» PROBLEM DETAILS
Your answer should be a single number: the count of lines holding the word "period".

» INPUT MATERIAL
---
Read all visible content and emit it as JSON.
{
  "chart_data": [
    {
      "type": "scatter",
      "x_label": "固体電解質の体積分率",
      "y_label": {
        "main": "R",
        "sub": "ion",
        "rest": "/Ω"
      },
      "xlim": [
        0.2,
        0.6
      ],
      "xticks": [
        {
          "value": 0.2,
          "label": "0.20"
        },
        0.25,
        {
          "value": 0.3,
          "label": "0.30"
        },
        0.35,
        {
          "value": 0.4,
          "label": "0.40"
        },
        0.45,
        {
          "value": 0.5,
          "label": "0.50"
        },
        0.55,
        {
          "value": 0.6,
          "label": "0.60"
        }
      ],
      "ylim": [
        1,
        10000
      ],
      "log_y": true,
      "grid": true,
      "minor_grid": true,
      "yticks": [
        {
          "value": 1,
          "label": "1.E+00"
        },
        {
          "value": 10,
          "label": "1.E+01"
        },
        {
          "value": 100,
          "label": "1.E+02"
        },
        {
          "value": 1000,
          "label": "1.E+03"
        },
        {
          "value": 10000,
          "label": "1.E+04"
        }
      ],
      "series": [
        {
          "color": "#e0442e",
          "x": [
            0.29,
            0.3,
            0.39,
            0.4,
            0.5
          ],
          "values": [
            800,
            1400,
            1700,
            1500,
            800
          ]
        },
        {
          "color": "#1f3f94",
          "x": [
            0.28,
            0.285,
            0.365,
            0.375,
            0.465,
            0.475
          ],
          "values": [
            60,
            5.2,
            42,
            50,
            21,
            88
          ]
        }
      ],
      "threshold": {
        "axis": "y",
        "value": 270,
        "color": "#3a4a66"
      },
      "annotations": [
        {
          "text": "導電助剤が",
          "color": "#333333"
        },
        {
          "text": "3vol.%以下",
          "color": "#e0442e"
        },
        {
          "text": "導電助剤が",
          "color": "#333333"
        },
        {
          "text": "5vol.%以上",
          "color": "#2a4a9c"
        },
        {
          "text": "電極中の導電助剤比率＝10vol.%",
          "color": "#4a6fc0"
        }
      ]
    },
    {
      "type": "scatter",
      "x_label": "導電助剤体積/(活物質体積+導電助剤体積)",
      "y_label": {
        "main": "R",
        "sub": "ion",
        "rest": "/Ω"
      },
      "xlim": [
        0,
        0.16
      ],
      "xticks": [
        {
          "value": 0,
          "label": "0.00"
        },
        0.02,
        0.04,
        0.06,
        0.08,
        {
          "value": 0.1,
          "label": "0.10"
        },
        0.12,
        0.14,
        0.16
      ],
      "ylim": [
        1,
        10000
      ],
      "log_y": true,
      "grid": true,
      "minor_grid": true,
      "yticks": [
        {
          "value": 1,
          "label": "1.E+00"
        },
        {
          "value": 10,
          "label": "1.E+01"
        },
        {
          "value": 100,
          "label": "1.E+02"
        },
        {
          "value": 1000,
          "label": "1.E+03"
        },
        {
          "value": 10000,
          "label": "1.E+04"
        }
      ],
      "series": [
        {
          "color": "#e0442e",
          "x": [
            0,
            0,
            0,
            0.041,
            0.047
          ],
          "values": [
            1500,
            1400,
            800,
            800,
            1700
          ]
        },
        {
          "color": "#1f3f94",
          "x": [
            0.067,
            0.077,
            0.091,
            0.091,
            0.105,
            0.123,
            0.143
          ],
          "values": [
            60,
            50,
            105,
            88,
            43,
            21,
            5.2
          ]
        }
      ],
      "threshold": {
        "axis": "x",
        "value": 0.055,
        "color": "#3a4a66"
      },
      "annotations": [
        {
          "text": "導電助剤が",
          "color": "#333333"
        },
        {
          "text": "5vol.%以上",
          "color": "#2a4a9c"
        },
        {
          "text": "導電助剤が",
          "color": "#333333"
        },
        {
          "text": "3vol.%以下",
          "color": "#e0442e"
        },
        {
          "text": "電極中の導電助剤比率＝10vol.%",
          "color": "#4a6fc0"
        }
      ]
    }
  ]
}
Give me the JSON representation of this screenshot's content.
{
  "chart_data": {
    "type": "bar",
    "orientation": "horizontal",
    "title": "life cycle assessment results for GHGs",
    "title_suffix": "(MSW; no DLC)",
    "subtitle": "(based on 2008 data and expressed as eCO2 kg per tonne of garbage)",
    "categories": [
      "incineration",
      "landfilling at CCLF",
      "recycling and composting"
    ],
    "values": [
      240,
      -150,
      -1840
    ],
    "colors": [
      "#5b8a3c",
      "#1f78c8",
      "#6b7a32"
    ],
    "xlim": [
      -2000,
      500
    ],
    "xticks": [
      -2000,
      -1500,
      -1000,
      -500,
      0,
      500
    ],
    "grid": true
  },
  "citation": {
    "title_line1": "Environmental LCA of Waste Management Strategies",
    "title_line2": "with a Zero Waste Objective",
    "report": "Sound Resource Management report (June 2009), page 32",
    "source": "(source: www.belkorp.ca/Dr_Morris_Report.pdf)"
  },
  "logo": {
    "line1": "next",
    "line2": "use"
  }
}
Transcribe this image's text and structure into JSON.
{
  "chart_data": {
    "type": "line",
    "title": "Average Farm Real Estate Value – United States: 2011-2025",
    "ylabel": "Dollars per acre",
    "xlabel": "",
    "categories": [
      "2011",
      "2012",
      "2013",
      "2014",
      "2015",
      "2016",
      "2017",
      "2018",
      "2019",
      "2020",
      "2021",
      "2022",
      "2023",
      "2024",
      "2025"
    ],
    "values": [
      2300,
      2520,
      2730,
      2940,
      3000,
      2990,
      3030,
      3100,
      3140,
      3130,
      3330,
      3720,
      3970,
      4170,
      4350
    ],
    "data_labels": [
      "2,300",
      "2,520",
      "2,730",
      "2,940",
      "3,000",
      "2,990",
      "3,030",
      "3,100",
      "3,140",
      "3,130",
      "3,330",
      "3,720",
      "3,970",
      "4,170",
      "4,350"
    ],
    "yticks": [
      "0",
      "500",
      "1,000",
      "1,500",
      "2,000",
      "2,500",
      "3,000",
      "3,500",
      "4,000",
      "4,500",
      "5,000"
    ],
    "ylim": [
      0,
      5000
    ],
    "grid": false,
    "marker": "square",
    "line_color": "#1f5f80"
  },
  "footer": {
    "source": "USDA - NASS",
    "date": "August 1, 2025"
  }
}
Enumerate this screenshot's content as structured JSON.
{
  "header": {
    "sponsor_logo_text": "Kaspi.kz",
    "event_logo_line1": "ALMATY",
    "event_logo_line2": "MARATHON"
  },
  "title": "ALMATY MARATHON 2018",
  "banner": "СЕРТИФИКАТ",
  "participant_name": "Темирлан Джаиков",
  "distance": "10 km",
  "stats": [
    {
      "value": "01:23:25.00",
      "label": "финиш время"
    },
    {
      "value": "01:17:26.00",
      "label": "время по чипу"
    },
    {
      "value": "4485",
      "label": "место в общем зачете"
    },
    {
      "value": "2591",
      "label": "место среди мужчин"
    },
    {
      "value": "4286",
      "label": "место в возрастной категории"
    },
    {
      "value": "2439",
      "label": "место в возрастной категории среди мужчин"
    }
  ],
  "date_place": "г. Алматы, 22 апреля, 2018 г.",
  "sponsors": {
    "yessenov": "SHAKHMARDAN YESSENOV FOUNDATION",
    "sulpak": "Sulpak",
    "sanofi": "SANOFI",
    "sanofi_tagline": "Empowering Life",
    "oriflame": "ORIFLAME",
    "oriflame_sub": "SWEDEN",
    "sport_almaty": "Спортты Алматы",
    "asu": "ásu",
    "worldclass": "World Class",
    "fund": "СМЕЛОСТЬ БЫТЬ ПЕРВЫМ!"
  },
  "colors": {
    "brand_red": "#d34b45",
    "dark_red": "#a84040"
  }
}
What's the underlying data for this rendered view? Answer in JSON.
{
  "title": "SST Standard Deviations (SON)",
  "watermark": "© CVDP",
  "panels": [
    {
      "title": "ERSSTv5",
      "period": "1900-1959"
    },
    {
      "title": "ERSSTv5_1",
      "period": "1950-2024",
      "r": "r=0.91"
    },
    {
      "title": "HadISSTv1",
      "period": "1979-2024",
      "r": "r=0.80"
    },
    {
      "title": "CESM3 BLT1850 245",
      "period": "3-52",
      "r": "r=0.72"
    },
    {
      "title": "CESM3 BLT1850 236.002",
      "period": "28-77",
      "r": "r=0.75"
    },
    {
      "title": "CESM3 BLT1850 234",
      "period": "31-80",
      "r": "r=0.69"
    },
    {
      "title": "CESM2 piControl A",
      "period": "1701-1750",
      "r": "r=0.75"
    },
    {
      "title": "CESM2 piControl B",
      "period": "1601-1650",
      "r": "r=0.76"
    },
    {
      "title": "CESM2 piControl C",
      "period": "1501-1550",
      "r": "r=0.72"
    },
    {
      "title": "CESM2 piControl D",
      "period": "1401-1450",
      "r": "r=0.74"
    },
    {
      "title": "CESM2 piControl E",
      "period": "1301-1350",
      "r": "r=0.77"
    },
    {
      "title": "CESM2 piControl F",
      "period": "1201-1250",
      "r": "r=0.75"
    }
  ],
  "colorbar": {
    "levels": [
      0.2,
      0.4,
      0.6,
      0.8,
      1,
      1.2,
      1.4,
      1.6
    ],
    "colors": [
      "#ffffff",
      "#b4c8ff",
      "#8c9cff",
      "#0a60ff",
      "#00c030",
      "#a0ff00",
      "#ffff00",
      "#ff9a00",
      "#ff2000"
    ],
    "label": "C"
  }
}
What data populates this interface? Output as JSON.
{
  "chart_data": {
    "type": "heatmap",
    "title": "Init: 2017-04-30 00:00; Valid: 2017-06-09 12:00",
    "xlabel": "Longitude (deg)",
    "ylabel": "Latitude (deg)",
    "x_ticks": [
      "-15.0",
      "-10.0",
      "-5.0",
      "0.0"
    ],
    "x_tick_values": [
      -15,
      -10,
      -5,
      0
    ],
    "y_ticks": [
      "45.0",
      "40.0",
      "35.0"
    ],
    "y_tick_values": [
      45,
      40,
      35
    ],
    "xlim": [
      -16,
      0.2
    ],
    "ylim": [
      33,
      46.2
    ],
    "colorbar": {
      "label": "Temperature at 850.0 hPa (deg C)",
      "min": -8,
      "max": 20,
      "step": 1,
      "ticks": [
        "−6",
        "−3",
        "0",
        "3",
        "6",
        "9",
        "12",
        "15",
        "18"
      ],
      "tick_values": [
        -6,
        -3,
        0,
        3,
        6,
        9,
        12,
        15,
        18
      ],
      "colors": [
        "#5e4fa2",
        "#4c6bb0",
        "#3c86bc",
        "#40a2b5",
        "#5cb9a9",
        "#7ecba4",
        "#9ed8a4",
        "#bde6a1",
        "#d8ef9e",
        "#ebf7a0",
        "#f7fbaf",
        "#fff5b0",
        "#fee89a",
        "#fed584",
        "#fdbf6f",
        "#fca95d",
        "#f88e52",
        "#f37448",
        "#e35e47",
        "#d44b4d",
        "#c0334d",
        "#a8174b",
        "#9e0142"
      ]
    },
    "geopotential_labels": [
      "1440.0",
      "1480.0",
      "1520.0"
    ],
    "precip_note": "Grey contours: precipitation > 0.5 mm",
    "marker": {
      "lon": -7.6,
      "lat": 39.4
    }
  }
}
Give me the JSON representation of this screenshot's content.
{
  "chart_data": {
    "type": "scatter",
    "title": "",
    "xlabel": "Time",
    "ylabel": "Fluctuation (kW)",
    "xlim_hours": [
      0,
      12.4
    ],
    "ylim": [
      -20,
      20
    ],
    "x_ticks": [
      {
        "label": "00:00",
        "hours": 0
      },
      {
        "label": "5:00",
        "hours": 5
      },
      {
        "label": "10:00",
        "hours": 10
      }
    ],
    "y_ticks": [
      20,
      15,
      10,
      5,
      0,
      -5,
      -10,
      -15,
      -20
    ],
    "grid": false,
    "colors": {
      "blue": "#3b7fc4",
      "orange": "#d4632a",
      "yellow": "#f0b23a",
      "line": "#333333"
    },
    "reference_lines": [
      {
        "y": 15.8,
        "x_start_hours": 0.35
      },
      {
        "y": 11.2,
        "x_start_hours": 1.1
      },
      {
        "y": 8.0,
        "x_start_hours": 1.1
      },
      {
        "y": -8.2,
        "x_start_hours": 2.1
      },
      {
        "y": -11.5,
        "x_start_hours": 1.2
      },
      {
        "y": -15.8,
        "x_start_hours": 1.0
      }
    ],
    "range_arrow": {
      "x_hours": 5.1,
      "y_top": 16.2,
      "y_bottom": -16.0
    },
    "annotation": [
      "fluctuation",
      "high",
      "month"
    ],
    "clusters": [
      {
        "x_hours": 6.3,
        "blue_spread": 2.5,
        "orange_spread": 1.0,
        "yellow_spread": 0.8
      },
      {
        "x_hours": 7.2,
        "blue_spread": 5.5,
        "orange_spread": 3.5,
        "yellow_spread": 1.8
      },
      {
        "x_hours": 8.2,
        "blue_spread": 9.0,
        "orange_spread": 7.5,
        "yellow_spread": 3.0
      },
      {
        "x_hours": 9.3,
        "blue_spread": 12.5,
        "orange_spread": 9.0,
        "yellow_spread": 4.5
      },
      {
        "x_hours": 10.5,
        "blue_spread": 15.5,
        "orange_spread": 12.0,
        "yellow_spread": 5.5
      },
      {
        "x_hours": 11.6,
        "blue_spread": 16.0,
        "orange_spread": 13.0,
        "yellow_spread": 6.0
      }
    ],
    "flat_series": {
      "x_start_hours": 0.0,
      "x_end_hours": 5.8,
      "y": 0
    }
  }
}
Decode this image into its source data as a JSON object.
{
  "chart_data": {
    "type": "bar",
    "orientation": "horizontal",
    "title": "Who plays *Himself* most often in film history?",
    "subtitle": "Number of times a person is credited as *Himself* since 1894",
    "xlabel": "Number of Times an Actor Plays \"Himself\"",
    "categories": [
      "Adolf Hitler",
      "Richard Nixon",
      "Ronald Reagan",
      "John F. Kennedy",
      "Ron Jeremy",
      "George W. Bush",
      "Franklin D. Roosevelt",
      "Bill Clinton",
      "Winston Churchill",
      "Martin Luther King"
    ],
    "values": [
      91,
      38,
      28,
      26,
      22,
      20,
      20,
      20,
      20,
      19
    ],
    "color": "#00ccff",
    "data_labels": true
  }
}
---
» TASK RESULT
12